* _TO BE DONE_: Word for word, restate every line of the listing that follows.

* _DATA FOR PROCESSING_:
◇ ◇ ◇ ◇

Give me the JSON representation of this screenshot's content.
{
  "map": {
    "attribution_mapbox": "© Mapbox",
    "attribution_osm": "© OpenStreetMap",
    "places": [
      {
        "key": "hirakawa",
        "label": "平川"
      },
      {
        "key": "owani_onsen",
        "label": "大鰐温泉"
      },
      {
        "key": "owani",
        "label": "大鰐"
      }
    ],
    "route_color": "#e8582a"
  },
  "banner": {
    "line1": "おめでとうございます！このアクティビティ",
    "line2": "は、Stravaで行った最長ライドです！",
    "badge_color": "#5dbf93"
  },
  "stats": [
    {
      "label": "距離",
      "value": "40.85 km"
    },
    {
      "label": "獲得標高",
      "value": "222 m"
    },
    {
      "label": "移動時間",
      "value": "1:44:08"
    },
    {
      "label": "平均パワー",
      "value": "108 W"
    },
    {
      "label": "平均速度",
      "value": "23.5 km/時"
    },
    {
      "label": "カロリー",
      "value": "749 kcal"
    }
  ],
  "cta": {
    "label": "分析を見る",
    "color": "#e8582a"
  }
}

◇ ◇ ◇ ◇

* _PROBLEM SOLUTION_:
Give me the JSON representation of this screenshot's content.
{
  "map": {
    "attribution_mapbox": "© Mapbox",
    "attribution_osm": "© OpenStreetMap",
    "places": [
      {
        "key": "hirakawa",
        "label": "平川"
      },
      {
        "key": "owani_onsen",
        "label": "大鰐温泉"
      },
      {
        "key": "owani",
        "label": "大鰐"
      }
    ],
    "route_color": "#e8582a"
  },
  "banner": {
    "line1": "おめでとうございます！このアクティビティ",
    "line2": "は、Stravaで行った最長ライドです！",
    "badge_color": "#5dbf93"
  },
  "stats": [
    {
      "label": "距離",
      "value": "40.85 km"
    },
    {
      "label": "獲得標高",
      "value": "222 m"
    },
    {
      "label": "移動時間",
      "value": "1:44:08"
    },
    {
      "label": "平均パワー",
      "value": "108 W"
    },
    {
      "label": "平均速度",
      "value": "23.5 km/時"
    },
    {
      "label": "カロリー",
      "value": "749 kcal"
    }
  ],
  "cta": {
    "label": "分析を見る",
    "color": "#e8582a"
  }
}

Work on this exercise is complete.